══ PROVIDED RECORDS ══

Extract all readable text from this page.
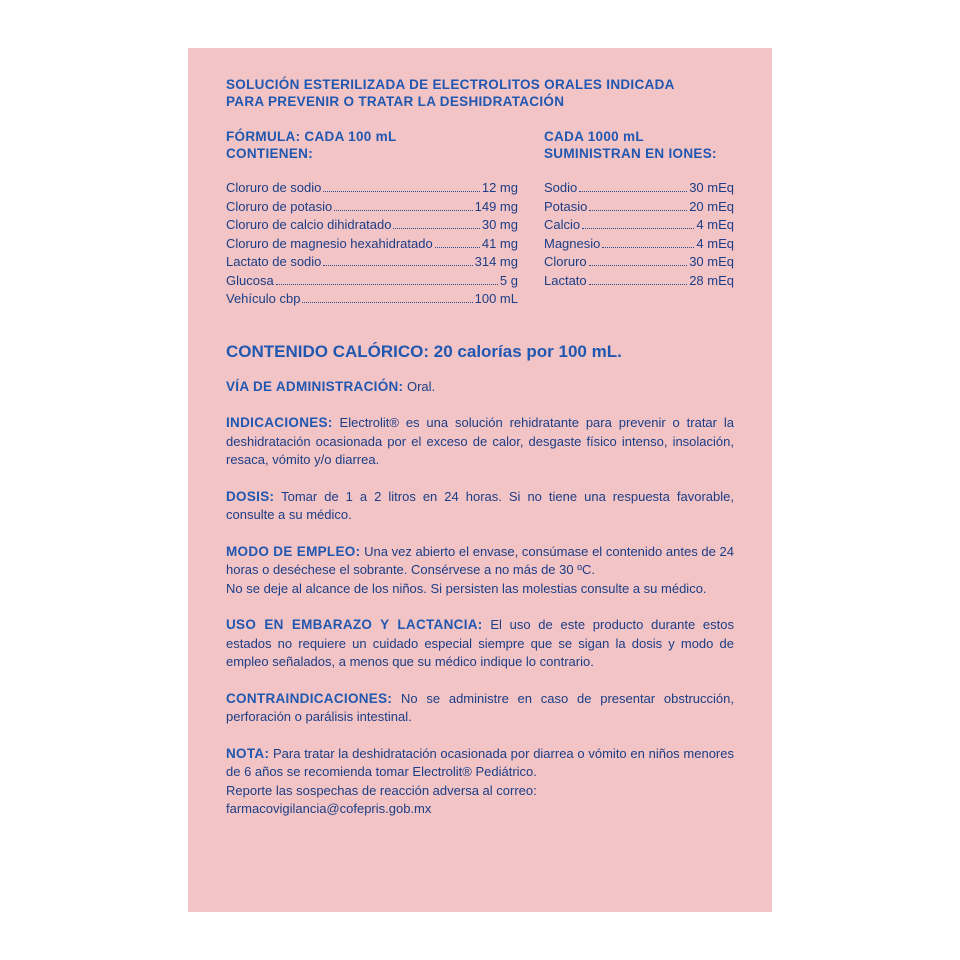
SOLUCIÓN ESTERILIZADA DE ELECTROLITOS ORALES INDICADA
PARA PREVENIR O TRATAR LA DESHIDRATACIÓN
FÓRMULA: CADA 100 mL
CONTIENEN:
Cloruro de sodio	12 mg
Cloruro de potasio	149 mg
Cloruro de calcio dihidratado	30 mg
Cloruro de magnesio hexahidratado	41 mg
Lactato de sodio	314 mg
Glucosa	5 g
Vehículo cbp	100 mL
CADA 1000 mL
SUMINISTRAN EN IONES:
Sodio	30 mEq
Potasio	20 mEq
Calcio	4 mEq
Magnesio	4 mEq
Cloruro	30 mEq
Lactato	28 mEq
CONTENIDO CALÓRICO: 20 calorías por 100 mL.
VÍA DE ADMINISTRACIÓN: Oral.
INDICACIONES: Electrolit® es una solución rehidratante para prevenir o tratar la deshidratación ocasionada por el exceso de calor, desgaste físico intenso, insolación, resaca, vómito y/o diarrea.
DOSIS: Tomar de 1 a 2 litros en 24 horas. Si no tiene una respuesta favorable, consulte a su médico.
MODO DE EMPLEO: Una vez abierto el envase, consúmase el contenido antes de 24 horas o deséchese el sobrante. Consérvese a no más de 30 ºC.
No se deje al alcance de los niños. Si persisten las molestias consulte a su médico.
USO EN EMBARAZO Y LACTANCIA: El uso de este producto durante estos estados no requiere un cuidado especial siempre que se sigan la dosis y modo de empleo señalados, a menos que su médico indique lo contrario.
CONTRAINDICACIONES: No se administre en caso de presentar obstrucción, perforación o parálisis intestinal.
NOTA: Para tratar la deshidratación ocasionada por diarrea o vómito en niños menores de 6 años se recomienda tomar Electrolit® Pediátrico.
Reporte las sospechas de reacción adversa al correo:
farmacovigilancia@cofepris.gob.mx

═══

→ DIRECTIVE
Transcribe every entry word for word, but skip the pictures.

→ FINAL RESULT
Extract all readable text from this page.
SOLUCIÓN ESTERILIZADA DE ELECTROLITOS ORALES INDICADA
PARA PREVENIR O TRATAR LA DESHIDRATACIÓN
FÓRMULA: CADA 100 mL
CONTIENEN:
Cloruro de sodio	12 mg
Cloruro de potasio	149 mg
Cloruro de calcio dihidratado	30 mg
Cloruro de magnesio hexahidratado	41 mg
Lactato de sodio	314 mg
Glucosa	5 g
Vehículo cbp	100 mL
CADA 1000 mL
SUMINISTRAN EN IONES:
Sodio	30 mEq
Potasio	20 mEq
Calcio	4 mEq
Magnesio	4 mEq
Cloruro	30 mEq
Lactato	28 mEq
CONTENIDO CALÓRICO: 20 calorías por 100 mL.
VÍA DE ADMINISTRACIÓN: Oral.
INDICACIONES: Electrolit® es una solución rehidratante para prevenir o tratar la deshidratación ocasionada por el exceso de calor, desgaste físico intenso, insolación, resaca, vómito y/o diarrea.
DOSIS: Tomar de 1 a 2 litros en 24 horas. Si no tiene una respuesta favorable, consulte a su médico.
MODO DE EMPLEO: Una vez abierto el envase, consúmase el contenido antes de 24 horas o deséchese el sobrante. Consérvese a no más de 30 ºC.
No se deje al alcance de los niños. Si persisten las molestias consulte a su médico.
USO EN EMBARAZO Y LACTANCIA: El uso de este producto durante estos estados no requiere un cuidado especial siempre que se sigan la dosis y modo de empleo señalados, a menos que su médico indique lo contrario.
CONTRAINDICACIONES: No se administre en caso de presentar obstrucción, perforación o parálisis intestinal.
NOTA: Para tratar la deshidratación ocasionada por diarrea o vómito en niños menores de 6 años se recomienda tomar Electrolit® Pediátrico.
Reporte las sospechas de reacción adversa al correo:
farmacovigilancia@cofepris.gob.mx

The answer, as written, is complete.